◆ Goal
Every entry should be repeated exactly. Omit the pictures.

◆ Data provided
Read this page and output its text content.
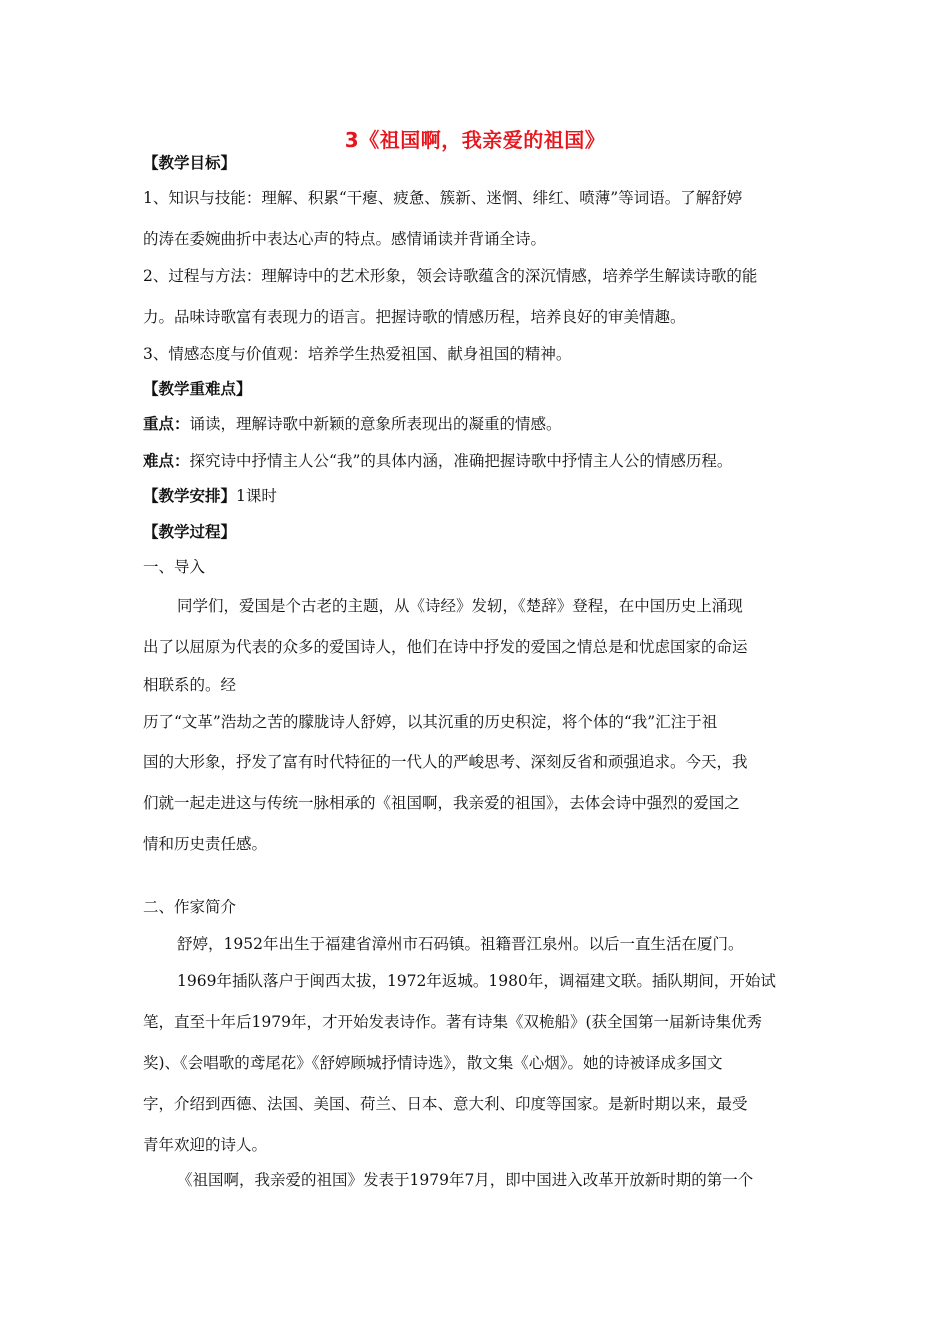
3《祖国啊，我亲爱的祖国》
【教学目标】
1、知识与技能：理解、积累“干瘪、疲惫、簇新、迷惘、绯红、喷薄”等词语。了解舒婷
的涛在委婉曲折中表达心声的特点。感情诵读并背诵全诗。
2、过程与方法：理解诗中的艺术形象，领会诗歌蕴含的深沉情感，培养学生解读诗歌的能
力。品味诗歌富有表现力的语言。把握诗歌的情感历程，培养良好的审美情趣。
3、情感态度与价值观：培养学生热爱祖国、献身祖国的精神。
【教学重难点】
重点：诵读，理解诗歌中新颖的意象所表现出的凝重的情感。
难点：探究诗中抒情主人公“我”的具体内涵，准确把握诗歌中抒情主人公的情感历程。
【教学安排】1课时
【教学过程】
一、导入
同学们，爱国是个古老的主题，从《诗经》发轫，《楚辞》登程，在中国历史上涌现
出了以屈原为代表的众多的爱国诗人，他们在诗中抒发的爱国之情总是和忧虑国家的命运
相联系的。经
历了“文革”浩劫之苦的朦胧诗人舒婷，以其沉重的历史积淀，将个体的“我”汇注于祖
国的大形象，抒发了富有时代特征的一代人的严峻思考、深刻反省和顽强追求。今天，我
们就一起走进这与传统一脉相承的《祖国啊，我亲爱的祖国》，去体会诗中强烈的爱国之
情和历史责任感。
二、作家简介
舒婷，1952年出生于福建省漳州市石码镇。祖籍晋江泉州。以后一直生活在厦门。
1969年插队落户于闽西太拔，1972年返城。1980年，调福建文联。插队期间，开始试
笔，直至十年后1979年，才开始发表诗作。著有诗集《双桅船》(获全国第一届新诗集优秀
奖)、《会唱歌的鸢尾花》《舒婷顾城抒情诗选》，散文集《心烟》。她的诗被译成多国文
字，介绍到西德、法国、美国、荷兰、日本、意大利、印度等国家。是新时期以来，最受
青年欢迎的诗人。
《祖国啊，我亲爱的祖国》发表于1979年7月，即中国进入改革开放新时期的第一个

◆ Exercise solution
Read this page and output its text content.
3《祖国啊，我亲爱的祖国》
【教学目标】
1、知识与技能：理解、积累“干瘪、疲惫、簇新、迷惘、绯红、喷薄”等词语。了解舒婷
的涛在委婉曲折中表达心声的特点。感情诵读并背诵全诗。
2、过程与方法：理解诗中的艺术形象，领会诗歌蕴含的深沉情感，培养学生解读诗歌的能
力。品味诗歌富有表现力的语言。把握诗歌的情感历程，培养良好的审美情趣。
3、情感态度与价值观：培养学生热爱祖国、献身祖国的精神。
【教学重难点】
重点：诵读，理解诗歌中新颖的意象所表现出的凝重的情感。
难点：探究诗中抒情主人公“我”的具体内涵，准确把握诗歌中抒情主人公的情感历程。
【教学安排】1课时
【教学过程】
一、导入
同学们，爱国是个古老的主题，从《诗经》发轫，《楚辞》登程，在中国历史上涌现
出了以屈原为代表的众多的爱国诗人，他们在诗中抒发的爱国之情总是和忧虑国家的命运
相联系的。经
历了“文革”浩劫之苦的朦胧诗人舒婷，以其沉重的历史积淀，将个体的“我”汇注于祖
国的大形象，抒发了富有时代特征的一代人的严峻思考、深刻反省和顽强追求。今天，我
们就一起走进这与传统一脉相承的《祖国啊，我亲爱的祖国》，去体会诗中强烈的爱国之
情和历史责任感。
二、作家简介
舒婷，1952年出生于福建省漳州市石码镇。祖籍晋江泉州。以后一直生活在厦门。
1969年插队落户于闽西太拔，1972年返城。1980年，调福建文联。插队期间，开始试
笔，直至十年后1979年，才开始发表诗作。著有诗集《双桅船》(获全国第一届新诗集优秀
奖)、《会唱歌的鸢尾花》《舒婷顾城抒情诗选》，散文集《心烟》。她的诗被译成多国文
字，介绍到西德、法国、美国、荷兰、日本、意大利、印度等国家。是新时期以来，最受
青年欢迎的诗人。
《祖国啊，我亲爱的祖国》发表于1979年7月，即中国进入改革开放新时期的第一个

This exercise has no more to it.